#### WHAT TO DO:
Check each line of the entries below for the string "title"; copy every line where it appears.

#### RECORDS FOR PROCESSING:
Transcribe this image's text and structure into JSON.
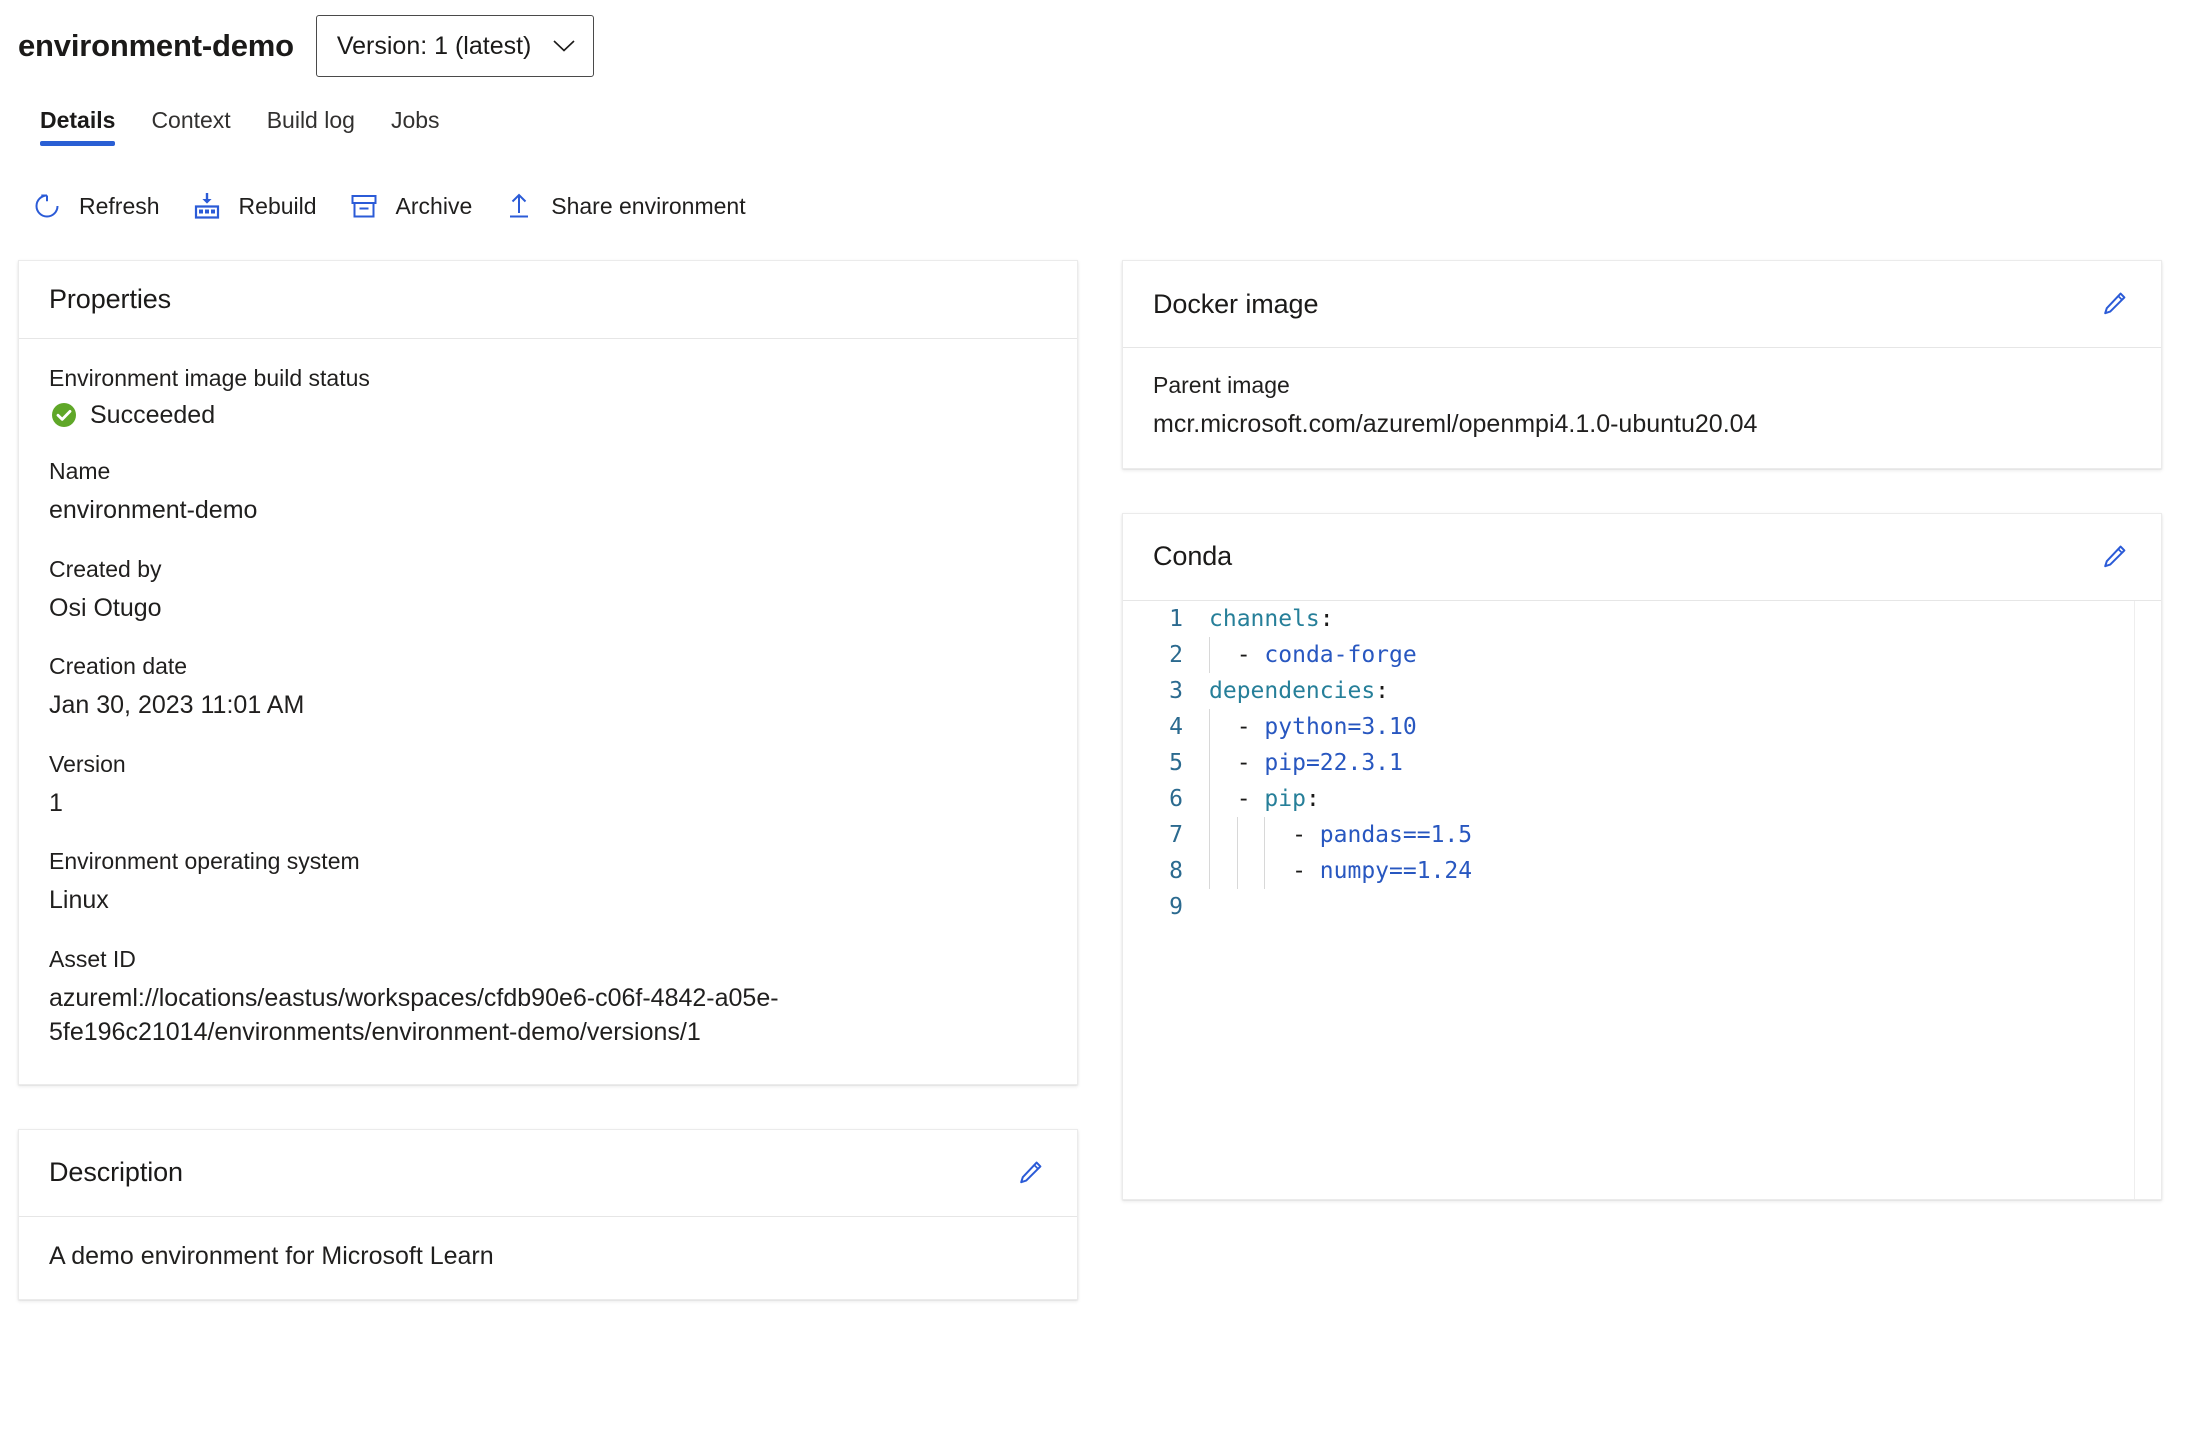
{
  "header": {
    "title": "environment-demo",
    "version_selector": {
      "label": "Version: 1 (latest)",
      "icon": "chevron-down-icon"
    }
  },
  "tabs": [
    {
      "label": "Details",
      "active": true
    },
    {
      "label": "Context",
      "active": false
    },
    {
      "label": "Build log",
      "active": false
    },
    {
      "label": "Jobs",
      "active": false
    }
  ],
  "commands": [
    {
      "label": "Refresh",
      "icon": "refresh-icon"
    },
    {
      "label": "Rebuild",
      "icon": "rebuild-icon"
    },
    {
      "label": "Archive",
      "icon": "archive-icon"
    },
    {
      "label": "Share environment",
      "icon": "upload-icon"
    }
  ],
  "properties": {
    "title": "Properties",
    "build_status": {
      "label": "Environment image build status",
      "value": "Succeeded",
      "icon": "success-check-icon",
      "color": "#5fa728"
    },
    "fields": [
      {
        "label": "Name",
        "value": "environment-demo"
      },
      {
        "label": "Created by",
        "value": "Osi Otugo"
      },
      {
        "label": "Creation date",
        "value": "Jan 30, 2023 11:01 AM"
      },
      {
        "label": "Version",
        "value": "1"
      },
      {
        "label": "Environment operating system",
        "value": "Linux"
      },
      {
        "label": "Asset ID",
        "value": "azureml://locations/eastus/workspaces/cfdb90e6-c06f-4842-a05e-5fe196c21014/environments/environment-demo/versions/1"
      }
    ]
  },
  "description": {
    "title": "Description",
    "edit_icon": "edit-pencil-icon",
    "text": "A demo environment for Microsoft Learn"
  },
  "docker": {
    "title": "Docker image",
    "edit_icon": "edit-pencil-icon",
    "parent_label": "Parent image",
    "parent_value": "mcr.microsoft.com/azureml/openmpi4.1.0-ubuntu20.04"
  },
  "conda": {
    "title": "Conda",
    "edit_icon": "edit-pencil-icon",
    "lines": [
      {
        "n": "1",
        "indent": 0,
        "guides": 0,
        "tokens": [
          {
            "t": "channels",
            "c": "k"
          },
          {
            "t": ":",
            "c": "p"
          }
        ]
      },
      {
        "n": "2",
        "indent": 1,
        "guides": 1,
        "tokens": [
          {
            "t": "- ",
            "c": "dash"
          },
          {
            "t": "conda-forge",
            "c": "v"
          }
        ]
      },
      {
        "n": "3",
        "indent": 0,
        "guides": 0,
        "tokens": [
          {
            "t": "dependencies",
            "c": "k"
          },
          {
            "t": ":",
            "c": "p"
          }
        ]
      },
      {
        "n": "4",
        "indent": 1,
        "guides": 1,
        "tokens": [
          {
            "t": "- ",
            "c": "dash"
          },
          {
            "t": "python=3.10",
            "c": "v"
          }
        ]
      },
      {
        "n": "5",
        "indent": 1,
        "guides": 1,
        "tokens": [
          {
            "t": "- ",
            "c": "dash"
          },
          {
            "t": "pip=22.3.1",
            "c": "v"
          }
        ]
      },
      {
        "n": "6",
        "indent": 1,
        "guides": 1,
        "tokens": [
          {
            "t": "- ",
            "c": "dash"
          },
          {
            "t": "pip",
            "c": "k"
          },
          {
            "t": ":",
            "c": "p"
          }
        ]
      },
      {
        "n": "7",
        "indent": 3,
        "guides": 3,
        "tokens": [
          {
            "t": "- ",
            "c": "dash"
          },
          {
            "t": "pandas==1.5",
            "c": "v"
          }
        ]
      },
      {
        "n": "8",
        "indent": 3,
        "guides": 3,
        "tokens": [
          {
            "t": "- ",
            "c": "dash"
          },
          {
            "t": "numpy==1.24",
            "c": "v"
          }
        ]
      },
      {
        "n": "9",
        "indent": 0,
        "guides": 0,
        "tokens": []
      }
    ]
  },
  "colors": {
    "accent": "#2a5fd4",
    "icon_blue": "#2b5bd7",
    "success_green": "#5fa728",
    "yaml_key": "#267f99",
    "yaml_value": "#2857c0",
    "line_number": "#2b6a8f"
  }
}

#### ANSWER FOR THE TASK:
    "title": "environment-demo",
    "title": "Properties",
    "title": "Description",
    "title": "Docker image",
    "title": "Conda",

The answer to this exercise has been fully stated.